Entries with figure data
☆ ☆ ☆ ☆ ☆ ☆ ☆

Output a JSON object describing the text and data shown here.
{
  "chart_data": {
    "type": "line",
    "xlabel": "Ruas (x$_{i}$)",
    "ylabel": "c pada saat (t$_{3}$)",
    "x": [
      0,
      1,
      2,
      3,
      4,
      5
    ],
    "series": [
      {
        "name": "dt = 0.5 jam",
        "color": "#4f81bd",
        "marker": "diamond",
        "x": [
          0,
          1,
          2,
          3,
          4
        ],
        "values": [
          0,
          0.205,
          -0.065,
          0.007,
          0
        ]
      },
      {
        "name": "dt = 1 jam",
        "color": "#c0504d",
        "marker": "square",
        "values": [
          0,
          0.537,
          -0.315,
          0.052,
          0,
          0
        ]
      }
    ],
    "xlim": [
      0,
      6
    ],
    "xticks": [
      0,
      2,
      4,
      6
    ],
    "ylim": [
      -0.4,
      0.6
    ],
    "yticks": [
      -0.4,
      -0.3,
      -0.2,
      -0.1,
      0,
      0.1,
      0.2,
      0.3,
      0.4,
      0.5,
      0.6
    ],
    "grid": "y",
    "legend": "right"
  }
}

☆ ☆ ☆ ☆ ☆ ☆ ☆

### TO DO
From the records above, extract each line exactly as shown.

### THE REPLY
Output a JSON object describing the text and data shown here.
{
  "chart_data": {
    "type": "line",
    "xlabel": "Ruas (x$_{i}$)",
    "ylabel": "c pada saat (t$_{3}$)",
    "x": [
      0,
      1,
      2,
      3,
      4,
      5
    ],
    "series": [
      {
        "name": "dt = 0.5 jam",
        "color": "#4f81bd",
        "marker": "diamond",
        "x": [
          0,
          1,
          2,
          3,
          4
        ],
        "values": [
          0,
          0.205,
          -0.065,
          0.007,
          0
        ]
      },
      {
        "name": "dt = 1 jam",
        "color": "#c0504d",
        "marker": "square",
        "values": [
          0,
          0.537,
          -0.315,
          0.052,
          0,
          0
        ]
      }
    ],
    "xlim": [
      0,
      6
    ],
    "xticks": [
      0,
      2,
      4,
      6
    ],
    "ylim": [
      -0.4,
      0.6
    ],
    "yticks": [
      -0.4,
      -0.3,
      -0.2,
      -0.1,
      0,
      0.1,
      0.2,
      0.3,
      0.4,
      0.5,
      0.6
    ],
    "grid": "y",
    "legend": "right"
  }
}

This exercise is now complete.